_Exercise goal_: Take each line that has the word "text" and return it.

_Entries shown_:
..........

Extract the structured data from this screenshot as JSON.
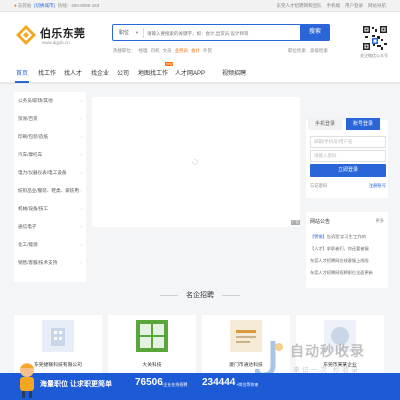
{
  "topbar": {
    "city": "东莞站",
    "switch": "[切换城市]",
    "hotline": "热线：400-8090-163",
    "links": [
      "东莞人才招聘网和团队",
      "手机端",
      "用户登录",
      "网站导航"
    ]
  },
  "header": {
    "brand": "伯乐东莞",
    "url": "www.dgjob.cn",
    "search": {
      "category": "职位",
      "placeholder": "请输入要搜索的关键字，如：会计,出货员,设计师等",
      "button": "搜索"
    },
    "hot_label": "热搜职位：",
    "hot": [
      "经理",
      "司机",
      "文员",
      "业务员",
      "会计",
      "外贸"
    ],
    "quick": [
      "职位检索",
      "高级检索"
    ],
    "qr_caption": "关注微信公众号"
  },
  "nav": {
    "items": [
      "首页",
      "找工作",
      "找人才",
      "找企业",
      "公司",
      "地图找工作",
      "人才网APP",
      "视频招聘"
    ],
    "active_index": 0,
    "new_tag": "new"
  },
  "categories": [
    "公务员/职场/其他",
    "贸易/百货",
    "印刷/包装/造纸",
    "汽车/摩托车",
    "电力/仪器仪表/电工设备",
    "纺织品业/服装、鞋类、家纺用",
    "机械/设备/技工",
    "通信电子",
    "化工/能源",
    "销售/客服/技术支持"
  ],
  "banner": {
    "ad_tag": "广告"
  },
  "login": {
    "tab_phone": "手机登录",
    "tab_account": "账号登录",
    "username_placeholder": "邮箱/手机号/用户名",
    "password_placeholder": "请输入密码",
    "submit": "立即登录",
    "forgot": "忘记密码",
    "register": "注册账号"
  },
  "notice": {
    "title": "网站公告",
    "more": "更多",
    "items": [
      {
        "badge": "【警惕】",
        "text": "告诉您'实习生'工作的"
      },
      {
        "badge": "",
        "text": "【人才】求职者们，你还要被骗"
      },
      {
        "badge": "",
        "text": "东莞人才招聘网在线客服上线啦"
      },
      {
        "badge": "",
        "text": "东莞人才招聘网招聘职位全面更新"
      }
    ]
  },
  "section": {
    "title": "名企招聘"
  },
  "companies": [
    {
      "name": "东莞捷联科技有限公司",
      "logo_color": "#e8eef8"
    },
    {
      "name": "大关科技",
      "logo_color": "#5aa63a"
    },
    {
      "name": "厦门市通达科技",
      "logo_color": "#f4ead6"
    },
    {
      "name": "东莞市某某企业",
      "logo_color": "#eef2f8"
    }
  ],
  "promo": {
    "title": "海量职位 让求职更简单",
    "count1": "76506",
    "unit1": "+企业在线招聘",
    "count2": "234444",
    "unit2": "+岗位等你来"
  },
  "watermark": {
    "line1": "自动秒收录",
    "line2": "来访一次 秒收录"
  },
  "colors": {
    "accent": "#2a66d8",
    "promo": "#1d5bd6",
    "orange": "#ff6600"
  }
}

..........

_Finished task_:
        "text": "告诉您'实习生'工作的"
        "text": "【人才】求职者们，你还要被骗"
        "text": "东莞人才招聘网在线客服上线啦"
        "text": "东莞人才招聘网招聘职位全面更新"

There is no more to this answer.